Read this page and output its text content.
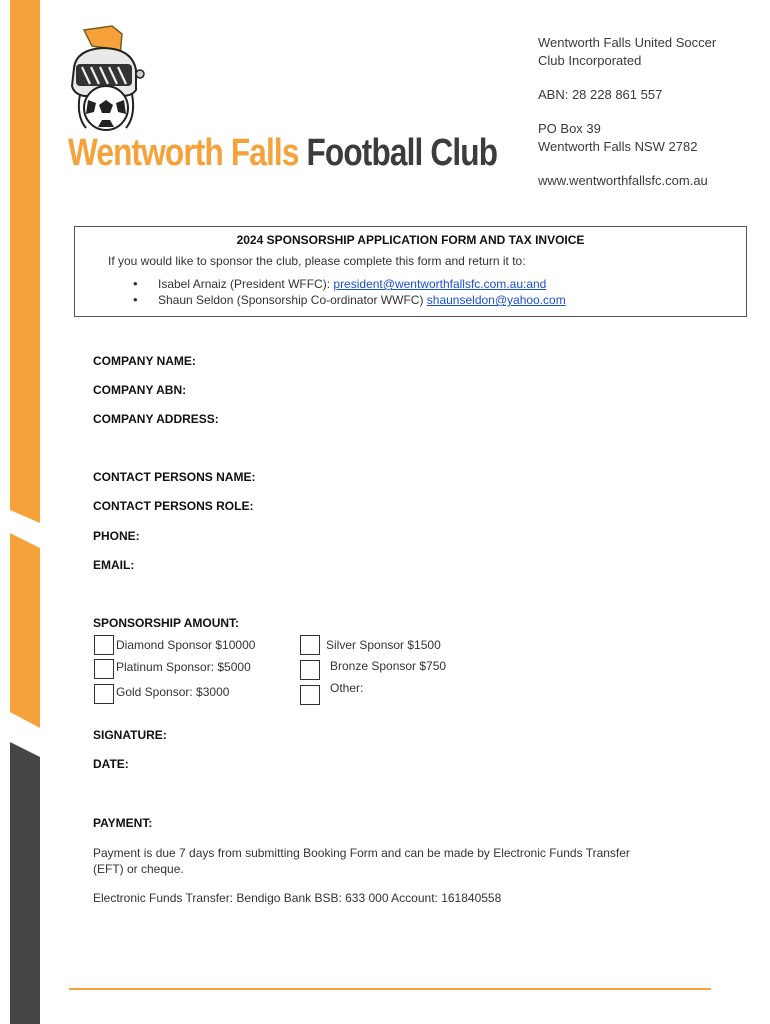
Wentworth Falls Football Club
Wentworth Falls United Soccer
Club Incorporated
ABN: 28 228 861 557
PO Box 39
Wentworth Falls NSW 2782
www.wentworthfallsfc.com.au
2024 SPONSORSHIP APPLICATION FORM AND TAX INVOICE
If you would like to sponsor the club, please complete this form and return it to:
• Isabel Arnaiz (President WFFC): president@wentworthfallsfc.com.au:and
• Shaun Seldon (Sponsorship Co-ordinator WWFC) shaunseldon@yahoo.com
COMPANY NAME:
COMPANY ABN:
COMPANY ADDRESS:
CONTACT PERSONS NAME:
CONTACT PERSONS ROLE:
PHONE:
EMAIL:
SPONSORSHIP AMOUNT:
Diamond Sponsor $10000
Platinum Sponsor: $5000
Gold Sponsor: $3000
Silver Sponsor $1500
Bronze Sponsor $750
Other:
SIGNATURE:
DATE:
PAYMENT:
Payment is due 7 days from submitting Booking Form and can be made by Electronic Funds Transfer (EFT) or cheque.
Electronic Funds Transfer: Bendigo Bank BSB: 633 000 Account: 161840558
==============================
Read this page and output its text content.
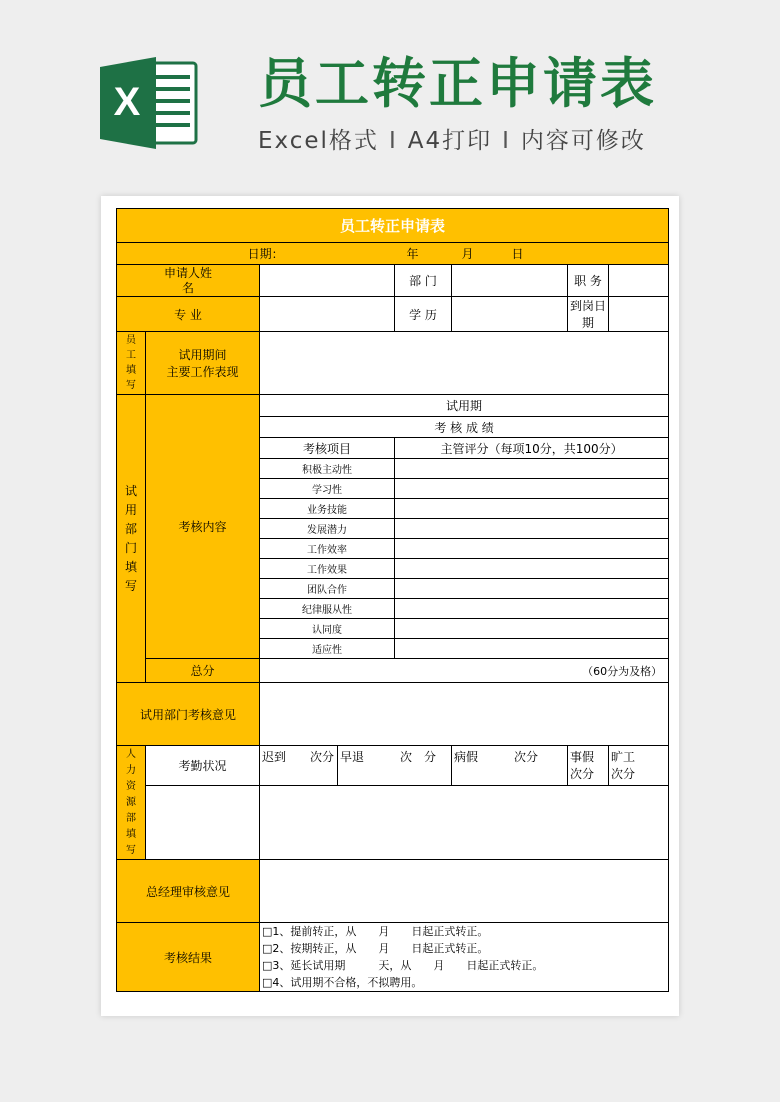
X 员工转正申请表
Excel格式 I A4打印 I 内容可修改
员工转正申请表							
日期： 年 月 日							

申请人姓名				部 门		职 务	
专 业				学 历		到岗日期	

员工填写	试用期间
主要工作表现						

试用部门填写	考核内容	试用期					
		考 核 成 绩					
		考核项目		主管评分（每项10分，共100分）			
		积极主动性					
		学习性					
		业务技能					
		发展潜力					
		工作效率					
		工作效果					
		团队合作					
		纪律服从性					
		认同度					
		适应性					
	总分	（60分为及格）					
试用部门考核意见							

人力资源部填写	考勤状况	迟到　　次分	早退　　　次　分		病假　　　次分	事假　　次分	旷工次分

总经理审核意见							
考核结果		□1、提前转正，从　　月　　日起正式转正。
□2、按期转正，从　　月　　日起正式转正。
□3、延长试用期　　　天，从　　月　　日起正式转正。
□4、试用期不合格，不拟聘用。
==============================
EXERCISE OBJECTIVE
From the entries above, extract each line containing "wentworthfallsfc".

OUTPUT FOR THIS EXERCISE
www.wentworthfallsfc.com.au
• Isabel Arnaiz (President WFFC): president@wentworthfallsfc.com.au:and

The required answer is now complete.